▸ **What to produce**
Retype the records that come next, word for word.

▸ **Records for the exercise**

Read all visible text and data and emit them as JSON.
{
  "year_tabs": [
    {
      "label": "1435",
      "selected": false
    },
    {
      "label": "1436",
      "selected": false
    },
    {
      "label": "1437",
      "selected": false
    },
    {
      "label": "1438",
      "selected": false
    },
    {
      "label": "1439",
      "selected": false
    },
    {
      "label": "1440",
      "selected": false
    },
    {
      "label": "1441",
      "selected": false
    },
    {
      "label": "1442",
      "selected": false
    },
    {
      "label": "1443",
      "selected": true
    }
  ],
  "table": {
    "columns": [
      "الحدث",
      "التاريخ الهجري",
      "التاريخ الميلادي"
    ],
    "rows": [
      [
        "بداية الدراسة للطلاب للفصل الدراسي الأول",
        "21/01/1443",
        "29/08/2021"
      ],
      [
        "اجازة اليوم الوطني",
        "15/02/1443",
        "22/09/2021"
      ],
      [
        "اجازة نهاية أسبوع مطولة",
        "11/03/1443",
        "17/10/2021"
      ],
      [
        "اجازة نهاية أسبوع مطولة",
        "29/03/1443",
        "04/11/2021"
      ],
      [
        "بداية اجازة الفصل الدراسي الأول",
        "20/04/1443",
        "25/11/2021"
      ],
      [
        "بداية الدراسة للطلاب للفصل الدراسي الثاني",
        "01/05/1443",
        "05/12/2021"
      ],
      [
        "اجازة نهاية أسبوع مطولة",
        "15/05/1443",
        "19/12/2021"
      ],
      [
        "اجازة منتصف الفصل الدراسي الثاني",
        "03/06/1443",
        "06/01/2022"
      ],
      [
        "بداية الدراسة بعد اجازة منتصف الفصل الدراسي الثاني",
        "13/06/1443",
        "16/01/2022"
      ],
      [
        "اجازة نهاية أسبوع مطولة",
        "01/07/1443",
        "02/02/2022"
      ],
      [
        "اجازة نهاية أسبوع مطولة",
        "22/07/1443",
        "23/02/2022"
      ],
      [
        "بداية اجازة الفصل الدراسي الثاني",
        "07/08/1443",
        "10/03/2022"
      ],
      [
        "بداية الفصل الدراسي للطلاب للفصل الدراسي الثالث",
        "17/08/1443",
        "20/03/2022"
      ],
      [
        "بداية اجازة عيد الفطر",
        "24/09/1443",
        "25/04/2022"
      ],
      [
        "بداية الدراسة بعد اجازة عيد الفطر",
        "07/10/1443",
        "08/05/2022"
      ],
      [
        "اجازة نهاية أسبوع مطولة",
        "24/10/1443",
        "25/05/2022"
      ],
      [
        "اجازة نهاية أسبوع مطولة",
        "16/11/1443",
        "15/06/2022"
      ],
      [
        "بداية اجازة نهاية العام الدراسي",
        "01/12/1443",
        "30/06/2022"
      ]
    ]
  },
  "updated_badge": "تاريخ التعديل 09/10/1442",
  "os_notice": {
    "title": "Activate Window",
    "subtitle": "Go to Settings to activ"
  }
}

▸ **Solution for this exercise**
Read all visible text and data and emit them as JSON.
{
  "year_tabs": [
    {
      "label": "1435",
      "selected": false
    },
    {
      "label": "1436",
      "selected": false
    },
    {
      "label": "1437",
      "selected": false
    },
    {
      "label": "1438",
      "selected": false
    },
    {
      "label": "1439",
      "selected": false
    },
    {
      "label": "1440",
      "selected": false
    },
    {
      "label": "1441",
      "selected": false
    },
    {
      "label": "1442",
      "selected": false
    },
    {
      "label": "1443",
      "selected": true
    }
  ],
  "table": {
    "columns": [
      "الحدث",
      "التاريخ الهجري",
      "التاريخ الميلادي"
    ],
    "rows": [
      [
        "بداية الدراسة للطلاب للفصل الدراسي الأول",
        "21/01/1443",
        "29/08/2021"
      ],
      [
        "اجازة اليوم الوطني",
        "15/02/1443",
        "22/09/2021"
      ],
      [
        "اجازة نهاية أسبوع مطولة",
        "11/03/1443",
        "17/10/2021"
      ],
      [
        "اجازة نهاية أسبوع مطولة",
        "29/03/1443",
        "04/11/2021"
      ],
      [
        "بداية اجازة الفصل الدراسي الأول",
        "20/04/1443",
        "25/11/2021"
      ],
      [
        "بداية الدراسة للطلاب للفصل الدراسي الثاني",
        "01/05/1443",
        "05/12/2021"
      ],
      [
        "اجازة نهاية أسبوع مطولة",
        "15/05/1443",
        "19/12/2021"
      ],
      [
        "اجازة منتصف الفصل الدراسي الثاني",
        "03/06/1443",
        "06/01/2022"
      ],
      [
        "بداية الدراسة بعد اجازة منتصف الفصل الدراسي الثاني",
        "13/06/1443",
        "16/01/2022"
      ],
      [
        "اجازة نهاية أسبوع مطولة",
        "01/07/1443",
        "02/02/2022"
      ],
      [
        "اجازة نهاية أسبوع مطولة",
        "22/07/1443",
        "23/02/2022"
      ],
      [
        "بداية اجازة الفصل الدراسي الثاني",
        "07/08/1443",
        "10/03/2022"
      ],
      [
        "بداية الفصل الدراسي للطلاب للفصل الدراسي الثالث",
        "17/08/1443",
        "20/03/2022"
      ],
      [
        "بداية اجازة عيد الفطر",
        "24/09/1443",
        "25/04/2022"
      ],
      [
        "بداية الدراسة بعد اجازة عيد الفطر",
        "07/10/1443",
        "08/05/2022"
      ],
      [
        "اجازة نهاية أسبوع مطولة",
        "24/10/1443",
        "25/05/2022"
      ],
      [
        "اجازة نهاية أسبوع مطولة",
        "16/11/1443",
        "15/06/2022"
      ],
      [
        "بداية اجازة نهاية العام الدراسي",
        "01/12/1443",
        "30/06/2022"
      ]
    ]
  },
  "updated_badge": "تاريخ التعديل 09/10/1442",
  "os_notice": {
    "title": "Activate Window",
    "subtitle": "Go to Settings to activ"
  }
}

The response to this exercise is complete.